> **INSTRUCTIONS FOR THE TASK**: Wherever a line holds the string "important", copy that line.

> **DATA SUPPLIED**:
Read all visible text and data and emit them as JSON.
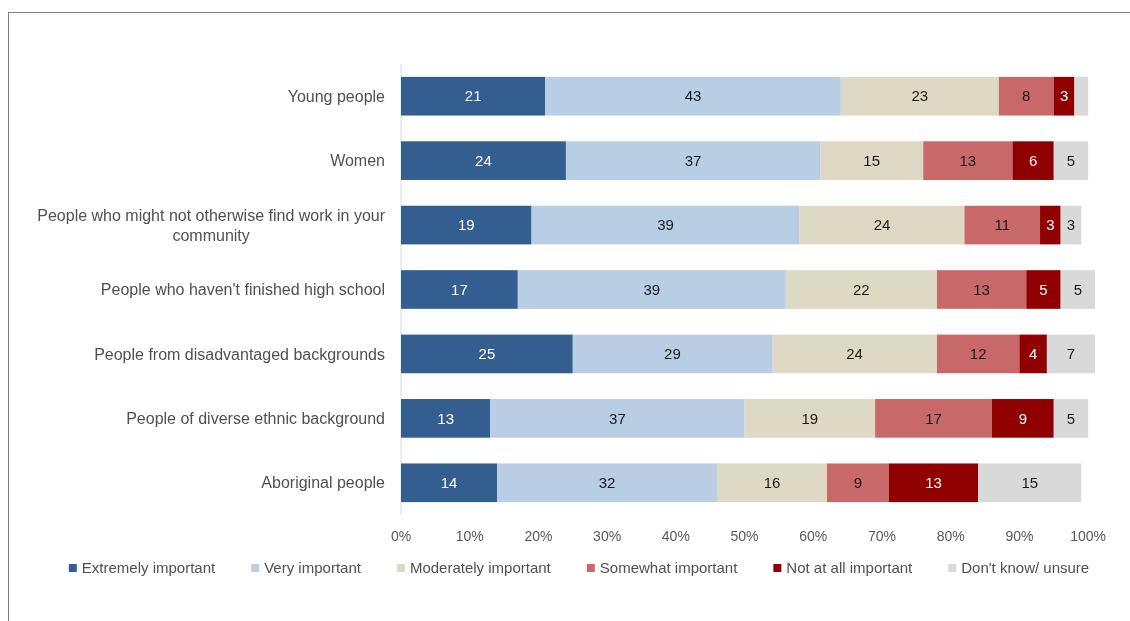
{
  "chart_data": {
    "type": "bar",
    "orientation": "horizontal",
    "stacked": true,
    "categories": [
      "Young people",
      "Women",
      "People who might not otherwise find work in your community",
      "People who haven't finished high school",
      "People from disadvantaged backgrounds",
      "People of diverse ethnic background",
      "Aboriginal people"
    ],
    "series": [
      {
        "name": "Extremely important",
        "color": "#345e8f",
        "values": [
          21,
          24,
          19,
          17,
          25,
          13,
          14
        ],
        "value_labels": [
          "21",
          "24",
          "19",
          "17",
          "25",
          "13",
          "14"
        ]
      },
      {
        "name": "Very important",
        "color": "#b9cde5",
        "values": [
          43,
          37,
          39,
          39,
          29,
          37,
          32
        ],
        "value_labels": [
          "43",
          "37",
          "39",
          "39",
          "29",
          "37",
          "32"
        ]
      },
      {
        "name": "Moderately important",
        "color": "#ddd9c4",
        "values": [
          23,
          15,
          24,
          22,
          24,
          19,
          16
        ],
        "value_labels": [
          "23",
          "15",
          "24",
          "22",
          "24",
          "19",
          "16"
        ]
      },
      {
        "name": "Somewhat important",
        "color": "#c96868",
        "values": [
          8,
          13,
          11,
          13,
          12,
          17,
          9
        ],
        "value_labels": [
          "8",
          "13",
          "11",
          "13",
          "12",
          "17",
          "9"
        ]
      },
      {
        "name": "Not at all important",
        "color": "#900000",
        "values": [
          3,
          6,
          3,
          5,
          4,
          9,
          13
        ],
        "value_labels": [
          "3",
          "6",
          "3",
          "5",
          "4",
          "9",
          "13"
        ]
      },
      {
        "name": "Don't know/ unsure",
        "color": "#d9d9d9",
        "values": [
          2,
          5,
          3,
          5,
          7,
          5,
          15
        ],
        "value_labels": [
          null,
          "5",
          "3",
          "5",
          "7",
          "5",
          "15"
        ]
      }
    ],
    "xlim": [
      0,
      101
    ],
    "xticks": [
      {
        "value": 0,
        "label": "0%"
      },
      {
        "value": 10,
        "label": "10%"
      },
      {
        "value": 20,
        "label": "20%"
      },
      {
        "value": 30,
        "label": "30%"
      },
      {
        "value": 40,
        "label": "40%"
      },
      {
        "value": 50,
        "label": "50%"
      },
      {
        "value": 60,
        "label": "60%"
      },
      {
        "value": 70,
        "label": "70%"
      },
      {
        "value": 80,
        "label": "80%"
      },
      {
        "value": 90,
        "label": "90%"
      },
      {
        "value": 100,
        "label": "100%"
      }
    ],
    "legend": "bottom"
  }
}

> **SOLUTION**:
        "name": "Extremely important",
        "name": "Very important",
        "name": "Moderately important",
        "name": "Somewhat important",
        "name": "Not at all important",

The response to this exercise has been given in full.